=== Dataset extract ===

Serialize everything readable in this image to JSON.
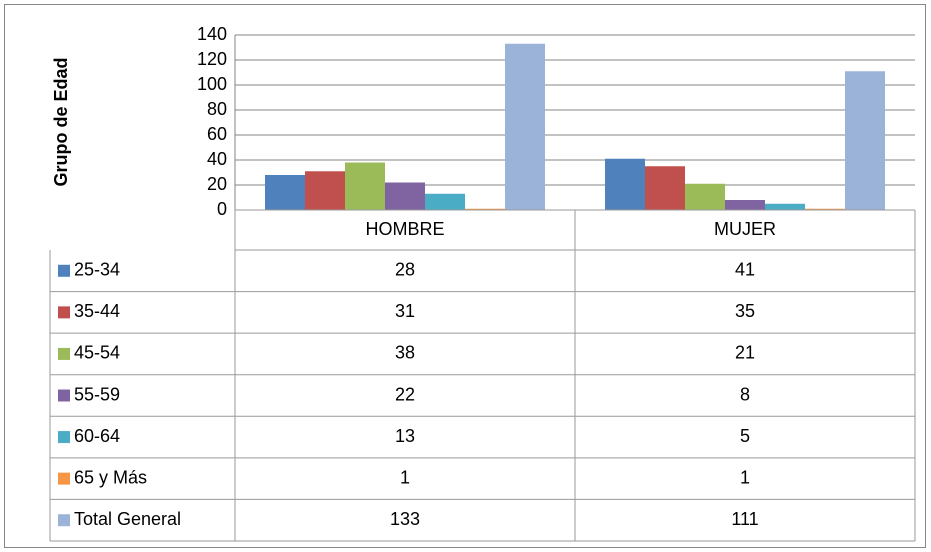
{
  "chart_data": {
    "type": "bar",
    "y_label": "Grupo de Edad",
    "categories": [
      "HOMBRE",
      "MUJER"
    ],
    "series": [
      {
        "name": "25-34",
        "color": "#4f81bd",
        "values": [
          28,
          41
        ]
      },
      {
        "name": "35-44",
        "color": "#c0504d",
        "values": [
          31,
          35
        ]
      },
      {
        "name": "45-54",
        "color": "#9bbb59",
        "values": [
          38,
          21
        ]
      },
      {
        "name": "55-59",
        "color": "#8064a2",
        "values": [
          22,
          8
        ]
      },
      {
        "name": "60-64",
        "color": "#4bacc6",
        "values": [
          13,
          5
        ]
      },
      {
        "name": "65 y Más",
        "color": "#f79646",
        "values": [
          1,
          1
        ]
      },
      {
        "name": "Total General",
        "color": "#9bb3d9",
        "values": [
          133,
          111
        ]
      }
    ],
    "ylim": [
      0,
      140
    ],
    "yticks": [
      0,
      20,
      40,
      60,
      80,
      100,
      120,
      140
    ],
    "grid": true
  }
}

===

> Task statement: Give every line back word for word and leave the pictures out.

> Complete output:
Serialize everything readable in this image to JSON.
{
  "chart_data": {
    "type": "bar",
    "y_label": "Grupo de Edad",
    "categories": [
      "HOMBRE",
      "MUJER"
    ],
    "series": [
      {
        "name": "25-34",
        "color": "#4f81bd",
        "values": [
          28,
          41
        ]
      },
      {
        "name": "35-44",
        "color": "#c0504d",
        "values": [
          31,
          35
        ]
      },
      {
        "name": "45-54",
        "color": "#9bbb59",
        "values": [
          38,
          21
        ]
      },
      {
        "name": "55-59",
        "color": "#8064a2",
        "values": [
          22,
          8
        ]
      },
      {
        "name": "60-64",
        "color": "#4bacc6",
        "values": [
          13,
          5
        ]
      },
      {
        "name": "65 y Más",
        "color": "#f79646",
        "values": [
          1,
          1
        ]
      },
      {
        "name": "Total General",
        "color": "#9bb3d9",
        "values": [
          133,
          111
        ]
      }
    ],
    "ylim": [
      0,
      140
    ],
    "yticks": [
      0,
      20,
      40,
      60,
      80,
      100,
      120,
      140
    ],
    "grid": true
  }
}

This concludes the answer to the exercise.